#### Short problem:
Give the number of lines below that contain "model", with no other output.

#### Data shown:
>> BEGIN
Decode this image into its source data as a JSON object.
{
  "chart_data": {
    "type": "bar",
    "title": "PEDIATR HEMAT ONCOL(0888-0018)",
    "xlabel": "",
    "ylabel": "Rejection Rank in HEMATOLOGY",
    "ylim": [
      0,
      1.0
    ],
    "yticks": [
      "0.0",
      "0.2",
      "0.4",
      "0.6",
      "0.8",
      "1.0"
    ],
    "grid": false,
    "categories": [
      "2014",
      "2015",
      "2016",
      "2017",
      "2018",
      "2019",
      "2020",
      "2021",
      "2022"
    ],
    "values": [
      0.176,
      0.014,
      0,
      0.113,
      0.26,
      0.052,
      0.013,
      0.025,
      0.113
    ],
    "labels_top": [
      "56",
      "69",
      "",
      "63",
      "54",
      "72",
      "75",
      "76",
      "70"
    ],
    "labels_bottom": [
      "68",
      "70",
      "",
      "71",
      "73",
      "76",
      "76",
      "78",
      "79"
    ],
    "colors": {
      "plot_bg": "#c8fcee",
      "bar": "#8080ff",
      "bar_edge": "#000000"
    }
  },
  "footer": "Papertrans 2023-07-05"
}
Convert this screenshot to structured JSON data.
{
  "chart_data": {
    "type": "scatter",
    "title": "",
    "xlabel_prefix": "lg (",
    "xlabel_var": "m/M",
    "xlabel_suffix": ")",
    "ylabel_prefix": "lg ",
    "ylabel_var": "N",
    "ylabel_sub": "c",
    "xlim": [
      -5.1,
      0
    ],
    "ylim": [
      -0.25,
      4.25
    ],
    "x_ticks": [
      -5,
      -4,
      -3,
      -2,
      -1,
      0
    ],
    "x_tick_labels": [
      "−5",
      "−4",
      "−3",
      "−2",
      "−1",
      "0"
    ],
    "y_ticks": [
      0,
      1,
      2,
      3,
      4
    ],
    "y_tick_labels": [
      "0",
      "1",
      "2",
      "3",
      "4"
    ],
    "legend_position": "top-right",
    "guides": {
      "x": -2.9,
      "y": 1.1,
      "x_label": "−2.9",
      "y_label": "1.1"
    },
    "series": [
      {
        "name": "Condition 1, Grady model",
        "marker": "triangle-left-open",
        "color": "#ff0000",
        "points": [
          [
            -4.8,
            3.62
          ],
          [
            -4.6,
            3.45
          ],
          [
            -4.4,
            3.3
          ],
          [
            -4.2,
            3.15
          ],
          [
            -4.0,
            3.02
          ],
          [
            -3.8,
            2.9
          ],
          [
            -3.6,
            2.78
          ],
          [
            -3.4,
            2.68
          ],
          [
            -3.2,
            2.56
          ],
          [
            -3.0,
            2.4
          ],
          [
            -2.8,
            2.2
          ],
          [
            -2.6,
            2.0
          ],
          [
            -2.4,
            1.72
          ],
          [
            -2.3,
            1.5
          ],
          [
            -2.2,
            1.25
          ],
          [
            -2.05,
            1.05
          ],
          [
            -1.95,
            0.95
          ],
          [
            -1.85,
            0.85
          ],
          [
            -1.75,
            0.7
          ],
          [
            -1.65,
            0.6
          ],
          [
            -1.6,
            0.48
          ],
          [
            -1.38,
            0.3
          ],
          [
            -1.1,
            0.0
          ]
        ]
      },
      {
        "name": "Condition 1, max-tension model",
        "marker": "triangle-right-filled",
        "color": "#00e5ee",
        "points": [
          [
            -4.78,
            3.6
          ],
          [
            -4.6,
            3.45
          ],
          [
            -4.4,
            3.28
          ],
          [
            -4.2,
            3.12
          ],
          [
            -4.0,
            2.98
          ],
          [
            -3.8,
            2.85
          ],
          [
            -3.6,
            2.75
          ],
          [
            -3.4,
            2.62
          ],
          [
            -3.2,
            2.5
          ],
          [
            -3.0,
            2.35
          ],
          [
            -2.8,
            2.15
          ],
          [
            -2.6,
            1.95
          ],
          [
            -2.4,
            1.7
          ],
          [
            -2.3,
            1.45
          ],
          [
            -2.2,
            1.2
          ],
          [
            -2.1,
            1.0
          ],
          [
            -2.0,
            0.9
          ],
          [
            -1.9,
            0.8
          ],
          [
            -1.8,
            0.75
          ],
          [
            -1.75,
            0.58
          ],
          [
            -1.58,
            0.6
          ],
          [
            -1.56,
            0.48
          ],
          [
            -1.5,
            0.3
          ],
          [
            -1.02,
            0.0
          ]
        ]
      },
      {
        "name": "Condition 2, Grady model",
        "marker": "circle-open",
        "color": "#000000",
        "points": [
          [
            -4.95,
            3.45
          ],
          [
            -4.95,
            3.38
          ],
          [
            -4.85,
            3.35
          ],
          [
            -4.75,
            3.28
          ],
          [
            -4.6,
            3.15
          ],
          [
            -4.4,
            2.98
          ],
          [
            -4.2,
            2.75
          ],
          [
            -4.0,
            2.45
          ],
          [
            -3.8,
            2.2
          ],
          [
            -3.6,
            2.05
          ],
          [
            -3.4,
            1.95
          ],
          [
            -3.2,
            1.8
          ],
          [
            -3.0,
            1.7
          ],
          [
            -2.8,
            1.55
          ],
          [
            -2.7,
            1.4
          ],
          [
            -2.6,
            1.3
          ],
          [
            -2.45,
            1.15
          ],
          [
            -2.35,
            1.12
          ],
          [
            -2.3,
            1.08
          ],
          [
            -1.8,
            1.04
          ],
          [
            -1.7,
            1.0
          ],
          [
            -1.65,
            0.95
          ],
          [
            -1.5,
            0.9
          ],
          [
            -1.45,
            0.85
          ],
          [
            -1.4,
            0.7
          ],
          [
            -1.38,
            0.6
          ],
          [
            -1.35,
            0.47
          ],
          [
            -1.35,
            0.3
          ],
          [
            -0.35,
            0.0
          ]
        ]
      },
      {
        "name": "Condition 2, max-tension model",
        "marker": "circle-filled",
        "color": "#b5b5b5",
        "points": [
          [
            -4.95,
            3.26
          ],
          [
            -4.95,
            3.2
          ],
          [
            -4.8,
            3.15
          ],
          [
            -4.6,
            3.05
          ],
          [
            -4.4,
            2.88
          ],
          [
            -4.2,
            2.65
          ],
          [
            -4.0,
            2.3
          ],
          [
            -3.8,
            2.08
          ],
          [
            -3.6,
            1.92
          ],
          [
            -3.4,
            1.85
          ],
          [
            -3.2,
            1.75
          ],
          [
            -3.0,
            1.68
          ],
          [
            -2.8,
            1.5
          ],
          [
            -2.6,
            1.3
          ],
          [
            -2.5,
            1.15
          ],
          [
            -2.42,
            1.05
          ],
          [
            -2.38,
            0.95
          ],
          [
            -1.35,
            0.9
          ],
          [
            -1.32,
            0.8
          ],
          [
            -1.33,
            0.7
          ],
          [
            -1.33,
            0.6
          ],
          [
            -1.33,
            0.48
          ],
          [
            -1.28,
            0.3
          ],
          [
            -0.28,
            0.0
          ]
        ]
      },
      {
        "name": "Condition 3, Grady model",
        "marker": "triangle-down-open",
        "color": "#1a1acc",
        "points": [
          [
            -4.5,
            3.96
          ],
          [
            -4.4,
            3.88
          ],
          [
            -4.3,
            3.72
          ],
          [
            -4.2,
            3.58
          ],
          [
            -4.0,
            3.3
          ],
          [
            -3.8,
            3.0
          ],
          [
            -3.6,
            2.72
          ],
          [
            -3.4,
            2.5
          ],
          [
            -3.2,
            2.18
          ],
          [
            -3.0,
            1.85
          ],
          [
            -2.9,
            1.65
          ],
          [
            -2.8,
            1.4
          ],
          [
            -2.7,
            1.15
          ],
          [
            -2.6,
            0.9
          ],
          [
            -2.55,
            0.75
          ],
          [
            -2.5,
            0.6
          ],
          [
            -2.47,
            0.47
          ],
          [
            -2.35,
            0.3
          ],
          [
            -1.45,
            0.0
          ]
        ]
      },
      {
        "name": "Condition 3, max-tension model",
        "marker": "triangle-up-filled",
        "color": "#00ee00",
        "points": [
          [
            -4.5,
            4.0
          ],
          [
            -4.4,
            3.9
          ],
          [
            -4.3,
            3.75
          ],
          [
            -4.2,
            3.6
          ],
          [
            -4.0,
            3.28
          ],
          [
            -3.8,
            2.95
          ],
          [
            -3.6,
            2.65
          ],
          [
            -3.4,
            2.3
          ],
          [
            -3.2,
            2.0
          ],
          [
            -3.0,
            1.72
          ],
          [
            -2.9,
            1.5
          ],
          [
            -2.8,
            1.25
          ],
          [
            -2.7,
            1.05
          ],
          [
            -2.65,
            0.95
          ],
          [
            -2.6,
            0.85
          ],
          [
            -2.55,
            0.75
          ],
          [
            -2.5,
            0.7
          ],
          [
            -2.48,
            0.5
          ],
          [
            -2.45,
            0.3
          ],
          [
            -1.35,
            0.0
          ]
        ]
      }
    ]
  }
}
>> END
#### Solved exercise:
6